### Stated goal:
Search the material below for the string "text" and extract each line that has it.

### Records provided:
───

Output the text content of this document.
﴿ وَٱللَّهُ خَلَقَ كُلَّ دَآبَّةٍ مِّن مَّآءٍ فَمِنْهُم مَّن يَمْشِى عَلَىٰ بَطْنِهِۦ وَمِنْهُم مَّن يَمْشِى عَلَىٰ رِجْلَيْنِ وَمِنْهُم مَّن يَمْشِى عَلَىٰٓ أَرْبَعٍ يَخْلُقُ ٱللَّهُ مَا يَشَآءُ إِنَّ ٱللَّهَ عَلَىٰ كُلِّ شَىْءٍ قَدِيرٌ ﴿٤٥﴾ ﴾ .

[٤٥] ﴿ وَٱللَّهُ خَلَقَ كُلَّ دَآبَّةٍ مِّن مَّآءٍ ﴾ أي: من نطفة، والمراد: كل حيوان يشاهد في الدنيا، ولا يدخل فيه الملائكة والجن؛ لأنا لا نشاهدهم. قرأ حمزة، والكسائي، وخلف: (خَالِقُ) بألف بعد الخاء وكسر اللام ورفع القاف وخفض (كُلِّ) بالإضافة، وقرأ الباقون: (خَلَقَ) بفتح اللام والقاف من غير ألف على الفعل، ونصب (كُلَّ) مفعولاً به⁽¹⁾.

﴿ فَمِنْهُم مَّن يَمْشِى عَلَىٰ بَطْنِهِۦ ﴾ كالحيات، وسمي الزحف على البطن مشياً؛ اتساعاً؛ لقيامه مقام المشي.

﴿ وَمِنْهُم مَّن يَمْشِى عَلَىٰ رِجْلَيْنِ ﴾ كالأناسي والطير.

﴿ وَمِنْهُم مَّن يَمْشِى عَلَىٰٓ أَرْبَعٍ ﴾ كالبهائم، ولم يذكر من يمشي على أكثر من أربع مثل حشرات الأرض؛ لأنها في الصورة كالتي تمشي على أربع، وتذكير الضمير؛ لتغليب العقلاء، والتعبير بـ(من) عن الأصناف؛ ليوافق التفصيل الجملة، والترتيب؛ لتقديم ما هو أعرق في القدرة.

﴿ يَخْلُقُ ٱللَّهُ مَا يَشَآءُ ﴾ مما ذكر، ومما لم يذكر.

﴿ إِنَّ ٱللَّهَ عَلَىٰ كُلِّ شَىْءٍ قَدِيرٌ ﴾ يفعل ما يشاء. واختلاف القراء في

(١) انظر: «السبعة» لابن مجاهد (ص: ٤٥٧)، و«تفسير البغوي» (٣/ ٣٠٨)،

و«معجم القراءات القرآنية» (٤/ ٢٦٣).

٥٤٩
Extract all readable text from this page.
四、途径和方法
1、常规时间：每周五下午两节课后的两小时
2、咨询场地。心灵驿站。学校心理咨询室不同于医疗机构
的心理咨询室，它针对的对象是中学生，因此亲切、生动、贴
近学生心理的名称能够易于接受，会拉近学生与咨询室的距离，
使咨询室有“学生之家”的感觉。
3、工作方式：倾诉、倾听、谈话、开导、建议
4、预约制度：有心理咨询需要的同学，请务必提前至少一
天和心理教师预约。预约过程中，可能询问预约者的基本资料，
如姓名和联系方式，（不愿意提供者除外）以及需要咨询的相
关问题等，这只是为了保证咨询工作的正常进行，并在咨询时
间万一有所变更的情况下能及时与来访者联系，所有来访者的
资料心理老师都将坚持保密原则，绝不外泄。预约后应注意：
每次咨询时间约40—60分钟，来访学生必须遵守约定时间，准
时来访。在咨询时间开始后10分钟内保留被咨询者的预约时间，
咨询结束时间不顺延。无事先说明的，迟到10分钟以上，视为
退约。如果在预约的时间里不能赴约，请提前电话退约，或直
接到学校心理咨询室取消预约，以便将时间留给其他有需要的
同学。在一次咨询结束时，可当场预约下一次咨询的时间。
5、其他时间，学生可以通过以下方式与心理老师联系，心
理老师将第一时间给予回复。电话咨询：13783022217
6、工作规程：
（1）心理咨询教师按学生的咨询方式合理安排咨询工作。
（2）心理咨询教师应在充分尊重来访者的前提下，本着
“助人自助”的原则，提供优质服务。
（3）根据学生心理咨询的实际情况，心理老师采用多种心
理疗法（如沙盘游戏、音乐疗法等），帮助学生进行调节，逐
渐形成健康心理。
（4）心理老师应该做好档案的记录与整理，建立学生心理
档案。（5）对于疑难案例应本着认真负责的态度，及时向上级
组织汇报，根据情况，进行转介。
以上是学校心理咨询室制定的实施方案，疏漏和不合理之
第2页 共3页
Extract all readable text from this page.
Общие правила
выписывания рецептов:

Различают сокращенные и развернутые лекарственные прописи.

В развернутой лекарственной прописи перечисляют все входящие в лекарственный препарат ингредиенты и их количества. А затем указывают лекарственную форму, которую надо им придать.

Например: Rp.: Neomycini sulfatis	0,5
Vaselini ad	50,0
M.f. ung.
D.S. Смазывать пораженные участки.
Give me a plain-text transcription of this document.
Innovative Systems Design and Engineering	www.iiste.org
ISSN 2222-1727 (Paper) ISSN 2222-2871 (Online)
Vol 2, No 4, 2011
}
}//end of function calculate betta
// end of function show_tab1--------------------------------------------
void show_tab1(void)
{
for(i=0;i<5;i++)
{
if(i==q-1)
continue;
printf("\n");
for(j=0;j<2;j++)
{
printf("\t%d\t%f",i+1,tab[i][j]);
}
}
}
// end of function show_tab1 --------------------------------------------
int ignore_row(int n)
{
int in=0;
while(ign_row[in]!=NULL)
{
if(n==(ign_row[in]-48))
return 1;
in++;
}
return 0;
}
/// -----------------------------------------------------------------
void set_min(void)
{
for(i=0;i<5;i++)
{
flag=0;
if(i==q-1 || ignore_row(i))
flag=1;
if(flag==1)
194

───

### Finished answer:
Output the text content of this document.
Extract all readable text from this page.
Extract all readable text from this page.
Give me a plain-text transcription of this document.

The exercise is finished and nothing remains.